╭─ Data supplied

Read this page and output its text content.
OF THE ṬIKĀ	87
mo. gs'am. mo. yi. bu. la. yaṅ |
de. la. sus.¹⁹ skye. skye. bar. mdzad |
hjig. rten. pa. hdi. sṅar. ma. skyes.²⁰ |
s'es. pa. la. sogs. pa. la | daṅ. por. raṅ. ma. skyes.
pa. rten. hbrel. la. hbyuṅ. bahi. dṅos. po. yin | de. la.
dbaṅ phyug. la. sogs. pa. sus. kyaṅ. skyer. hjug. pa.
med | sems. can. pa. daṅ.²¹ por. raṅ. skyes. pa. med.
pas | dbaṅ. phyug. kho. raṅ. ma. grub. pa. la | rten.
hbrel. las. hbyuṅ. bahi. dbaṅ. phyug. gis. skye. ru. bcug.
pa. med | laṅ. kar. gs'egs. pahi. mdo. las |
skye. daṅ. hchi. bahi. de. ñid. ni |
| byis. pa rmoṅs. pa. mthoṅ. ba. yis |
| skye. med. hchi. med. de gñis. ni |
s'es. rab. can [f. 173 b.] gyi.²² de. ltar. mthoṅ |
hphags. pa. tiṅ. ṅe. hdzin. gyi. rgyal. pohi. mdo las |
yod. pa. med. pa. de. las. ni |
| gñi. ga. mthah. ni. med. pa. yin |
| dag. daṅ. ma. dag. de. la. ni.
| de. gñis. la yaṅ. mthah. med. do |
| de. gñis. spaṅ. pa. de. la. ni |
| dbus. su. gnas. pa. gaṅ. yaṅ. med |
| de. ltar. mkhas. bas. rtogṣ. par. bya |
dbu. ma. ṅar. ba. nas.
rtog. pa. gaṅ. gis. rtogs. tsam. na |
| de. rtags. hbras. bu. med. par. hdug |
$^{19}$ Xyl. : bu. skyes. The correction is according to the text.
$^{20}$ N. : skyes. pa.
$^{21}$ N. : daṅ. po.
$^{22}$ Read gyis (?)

╰─

— Your task —
Repeat the data verbatim.

— Worked answer —
Read this page and output its text content.
OF THE ṬIKĀ	87
mo. gs'am. mo. yi. bu. la. yaṅ |
de. la. sus.¹⁹ skye. skye. bar. mdzad |
hjig. rten. pa. hdi. sṅar. ma. skyes.²⁰ |
s'es. pa. la. sogs. pa. la | daṅ. por. raṅ. ma. skyes.
pa. rten. hbrel. la. hbyuṅ. bahi. dṅos. po. yin | de. la.
dbaṅ phyug. la. sogs. pa. sus. kyaṅ. skyer. hjug. pa.
med | sems. can. pa. daṅ.²¹ por. raṅ. skyes. pa. med.
pas | dbaṅ. phyug. kho. raṅ. ma. grub. pa. la | rten.
hbrel. las. hbyuṅ. bahi. dbaṅ. phyug. gis. skye. ru. bcug.
pa. med | laṅ. kar. gs'egs. pahi. mdo. las |
skye. daṅ. hchi. bahi. de. ñid. ni |
| byis. pa rmoṅs. pa. mthoṅ. ba. yis |
| skye. med. hchi. med. de gñis. ni |
s'es. rab. can [f. 173 b.] gyi.²² de. ltar. mthoṅ |
hphags. pa. tiṅ. ṅe. hdzin. gyi. rgyal. pohi. mdo las |
yod. pa. med. pa. de. las. ni |
| gñi. ga. mthah. ni. med. pa. yin |
| dag. daṅ. ma. dag. de. la. ni.
| de. gñis. la yaṅ. mthah. med. do |
| de. gñis. spaṅ. pa. de. la. ni |
| dbus. su. gnas. pa. gaṅ. yaṅ. med |
| de. ltar. mkhas. bas. rtogṣ. par. bya |
dbu. ma. ṅar. ba. nas.
rtog. pa. gaṅ. gis. rtogs. tsam. na |
| de. rtags. hbras. bu. med. par. hdug |
$^{19}$ Xyl. : bu. skyes. The correction is according to the text.
$^{20}$ N. : skyes. pa.
$^{21}$ N. : daṅ. po.
$^{22}$ Read gyis (?)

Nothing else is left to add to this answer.